Collected data
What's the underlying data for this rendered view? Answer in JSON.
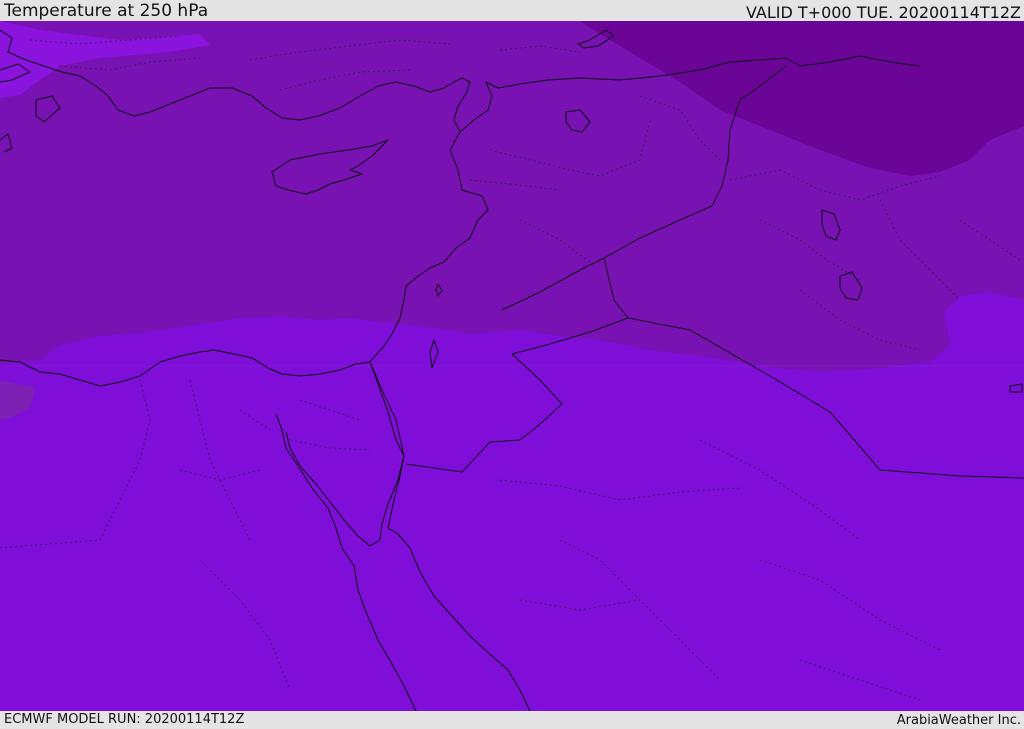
{
  "header": {
    "title": "Temperature at 250 hPa",
    "valid_time": "VALID T+000 TUE. 20200114T12Z"
  },
  "footer": {
    "model_run": "ECMWF MODEL RUN: 20200114T12Z",
    "credit": "ArabiaWeather Inc."
  },
  "map": {
    "field": "temperature",
    "level": "250 hPa",
    "colors": {
      "band_coldest": "#6a0598",
      "band_cold": "#7812b2",
      "band_mild": "#7e0ed8",
      "band_light": "#8a14de",
      "band_faint": "#7c20b4",
      "coastline": "#0d0a14"
    }
  }
}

• TASK DESCRIPTION: Return the records exactly. Don't carry the pictures over.

• RESULT FOR THIS TASK:
What's the underlying data for this rendered view? Answer in JSON.
{
  "header": {
    "title": "Temperature at 250 hPa",
    "valid_time": "VALID T+000 TUE. 20200114T12Z"
  },
  "footer": {
    "model_run": "ECMWF MODEL RUN: 20200114T12Z",
    "credit": "ArabiaWeather Inc."
  },
  "map": {
    "field": "temperature",
    "level": "250 hPa",
    "colors": {
      "band_coldest": "#6a0598",
      "band_cold": "#7812b2",
      "band_mild": "#7e0ed8",
      "band_light": "#8a14de",
      "band_faint": "#7c20b4",
      "coastline": "#0d0a14"
    }
  }
}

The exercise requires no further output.